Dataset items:
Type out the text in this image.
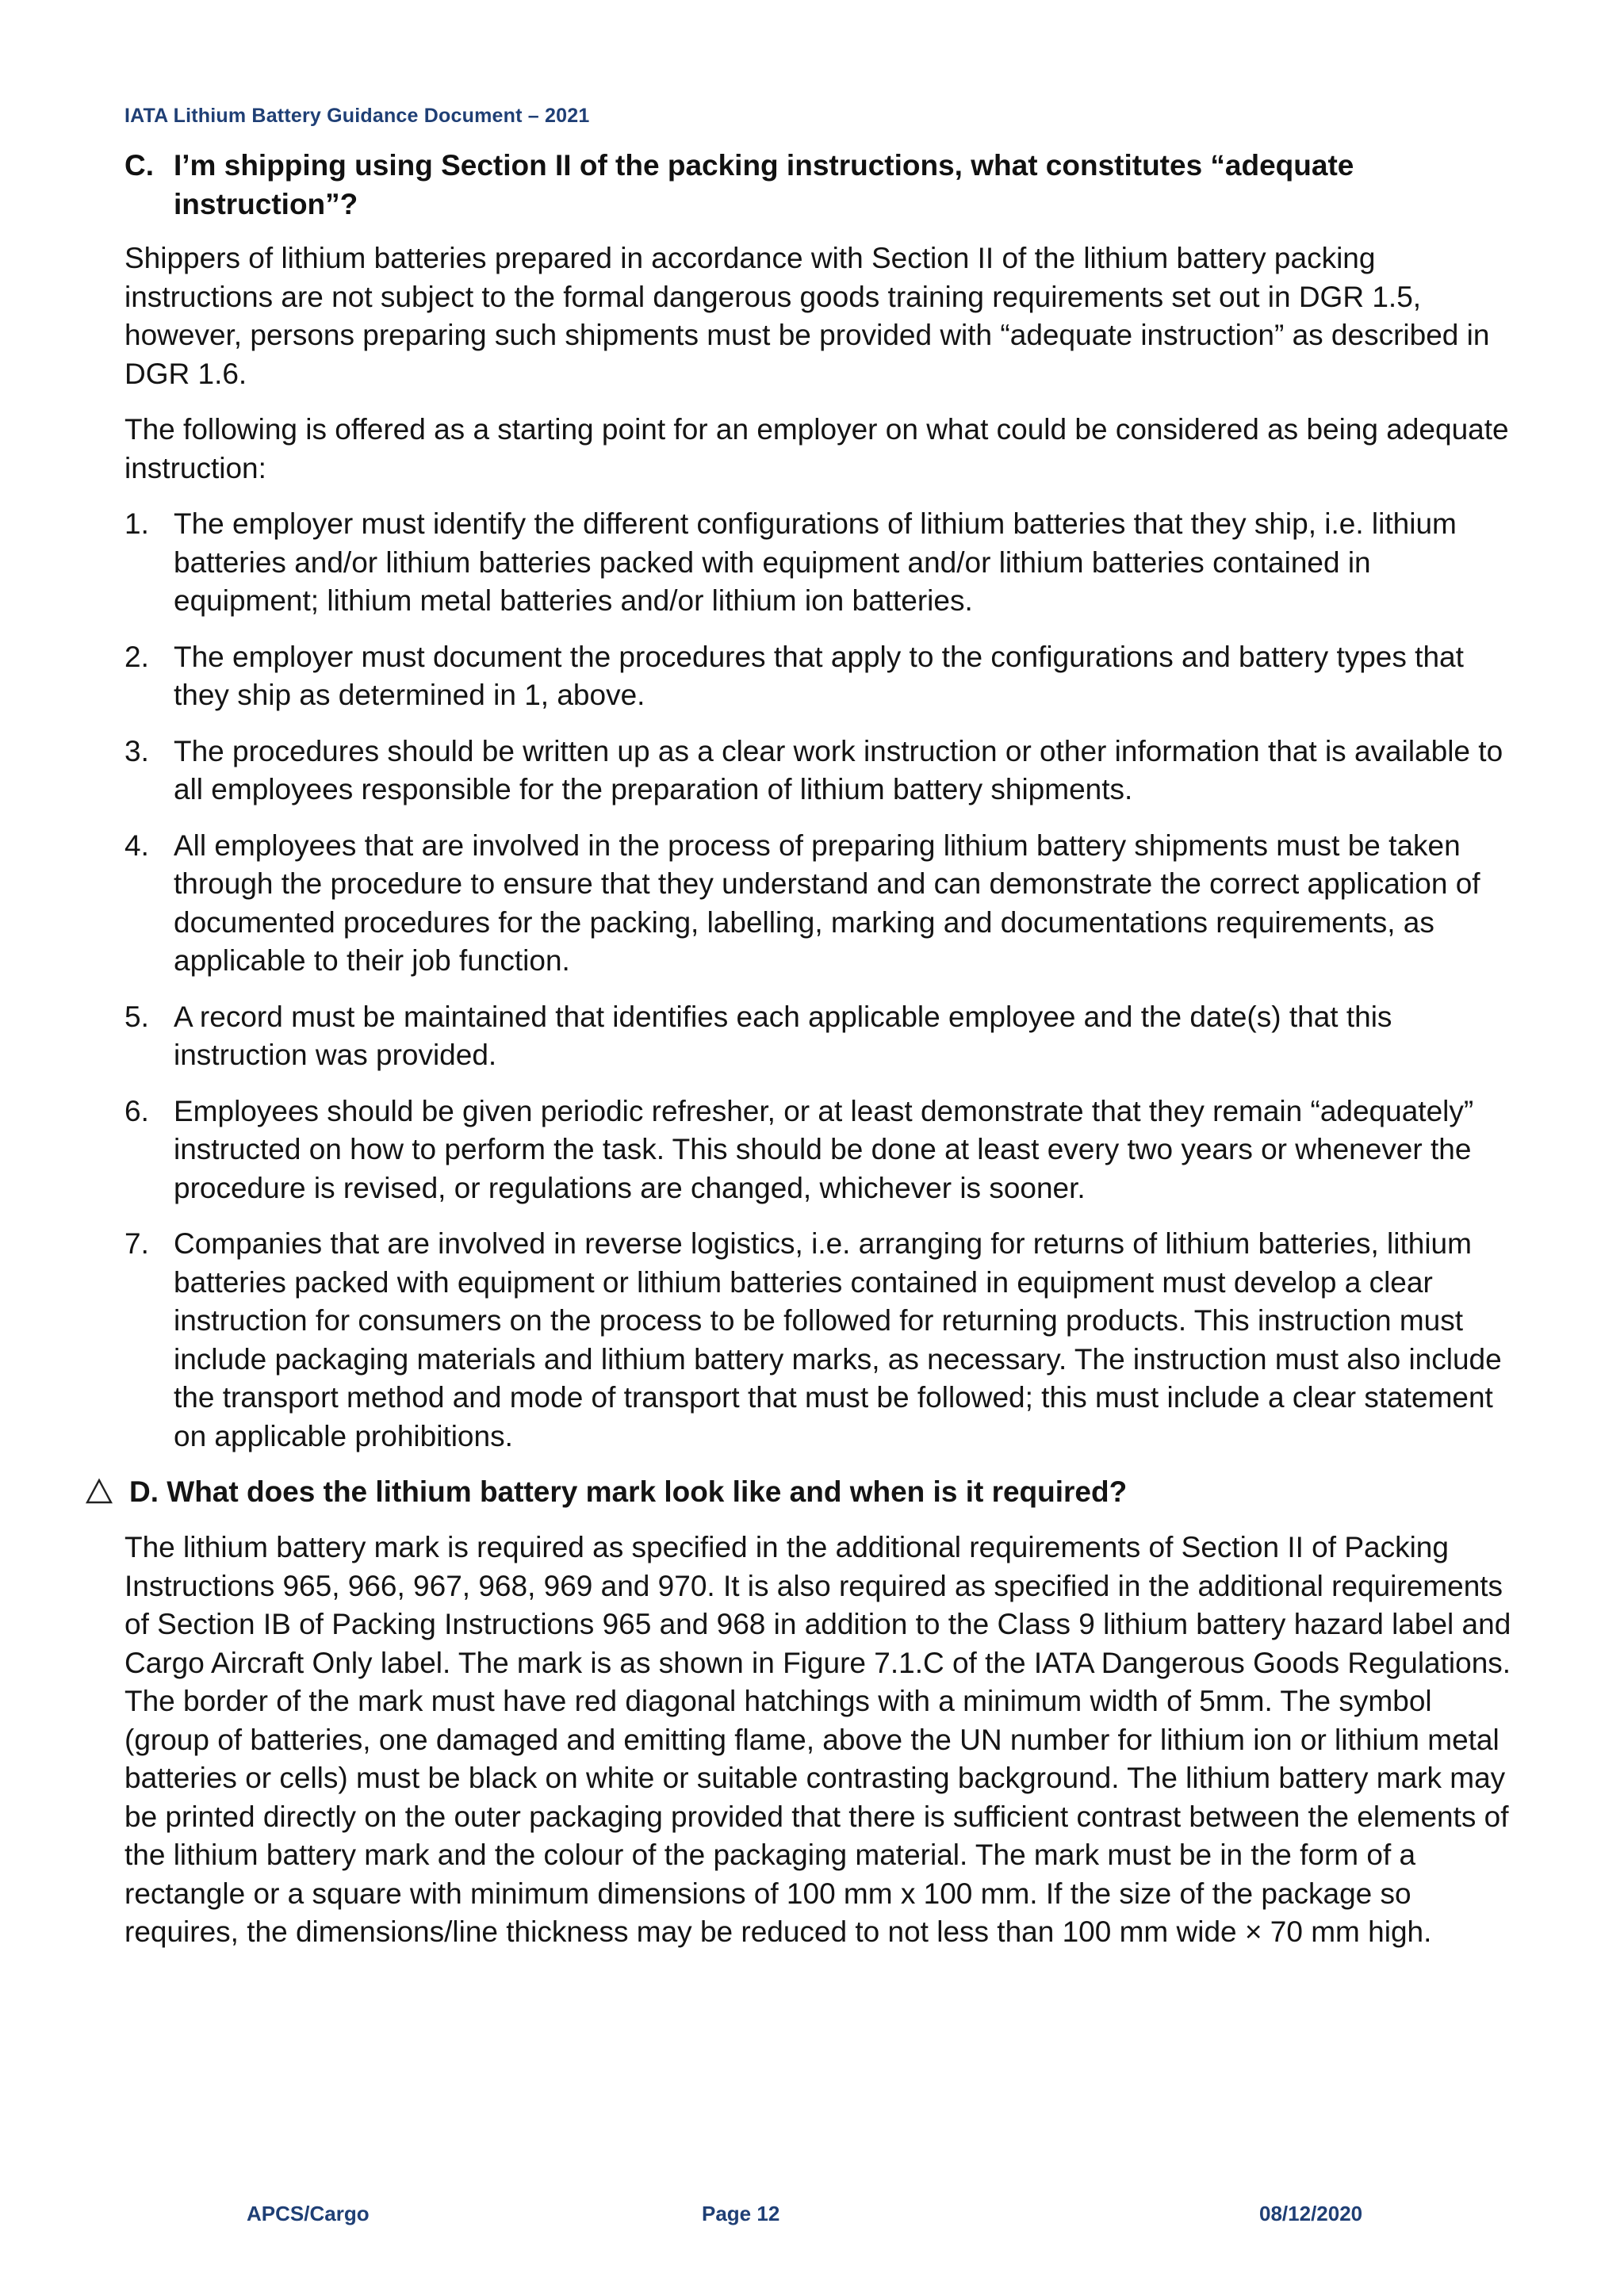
IATA Lithium Battery Guidance Document – 2021
C. I’m shipping using Section II of the packing instructions, what constitutes “adequate instruction”?

Shippers of lithium batteries prepared in accordance with Section II of the lithium battery packing instructions are not subject to the formal dangerous goods training requirements set out in DGR 1.5, however, persons preparing such shipments must be provided with “adequate instruction” as described in DGR 1.6.

The following is offered as a starting point for an employer on what could be considered as being adequate instruction:

1. The employer must identify the different configurations of lithium batteries that they ship, i.e. lithium batteries and/or lithium batteries packed with equipment and/or lithium batteries contained in equipment; lithium metal batteries and/or lithium ion batteries.
2. The employer must document the procedures that apply to the configurations and battery types that they ship as determined in 1, above.
3. The procedures should be written up as a clear work instruction or other information that is available to all employees responsible for the preparation of lithium battery shipments.
4. All employees that are involved in the process of preparing lithium battery shipments must be taken through the procedure to ensure that they understand and can demonstrate the correct application of documented procedures for the packing, labelling, marking and documentations requirements, as applicable to their job function.
5. A record must be maintained that identifies each applicable employee and the date(s) that this instruction was provided.
6. Employees should be given periodic refresher, or at least demonstrate that they remain “adequately” instructed on how to perform the task. This should be done at least every two years or whenever the procedure is revised, or regulations are changed, whichever is sooner.
7. Companies that are involved in reverse logistics, i.e. arranging for returns of lithium batteries, lithium batteries packed with equipment or lithium batteries contained in equipment must develop a clear instruction for consumers on the process to be followed for returning products. This instruction must include packaging materials and lithium battery marks, as necessary. The instruction must also include the transport method and mode of transport that must be followed; this must include a clear statement on applicable prohibitions.
D. What does the lithium battery mark look like and when is it required?

The lithium battery mark is required as specified in the additional requirements of Section II of Packing Instructions 965, 966, 967, 968, 969 and 970. It is also required as specified in the additional requirements of Section IB of Packing Instructions 965 and 968 in addition to the Class 9 lithium battery hazard label and Cargo Aircraft Only label. The mark is as shown in Figure 7.1.C of the IATA Dangerous Goods Regulations. The border of the mark must have red diagonal hatchings with a minimum width of 5mm. The symbol (group of batteries, one damaged and emitting flame, above the UN number for lithium ion or lithium metal batteries or cells) must be black on white or suitable contrasting background. The lithium battery mark may be printed directly on the outer packaging provided that there is sufficient contrast between the elements of the lithium battery mark and the colour of the packaging material. The mark must be in the form of a rectangle or a square with minimum dimensions of 100 mm x 100 mm. If the size of the package so requires, the dimensions/line thickness may be reduced to not less than 100 mm wide × 70 mm high.

APCS/Cargo	Page 12	08/12/2020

_ABOUT THIS TASK:_ Return only those lines of the records that contain the string "applicable".

_SOLUTION FOR THIS TASK:_
4. All employees that are involved in the process of preparing lithium battery shipments must be taken through the procedure to ensure that they understand and can demonstrate the correct application of documented procedures for the packing, labelling, marking and documentations requirements, as applicable to their job function.
5. A record must be maintained that identifies each applicable employee and the date(s) that this instruction was provided.
7. Companies that are involved in reverse logistics, i.e. arranging for returns of lithium batteries, lithium batteries packed with equipment or lithium batteries contained in equipment must develop a clear instruction for consumers on the process to be followed for returning products. This instruction must include packaging materials and lithium battery marks, as necessary. The instruction must also include the transport method and mode of transport that must be followed; this must include a clear statement on applicable prohibitions.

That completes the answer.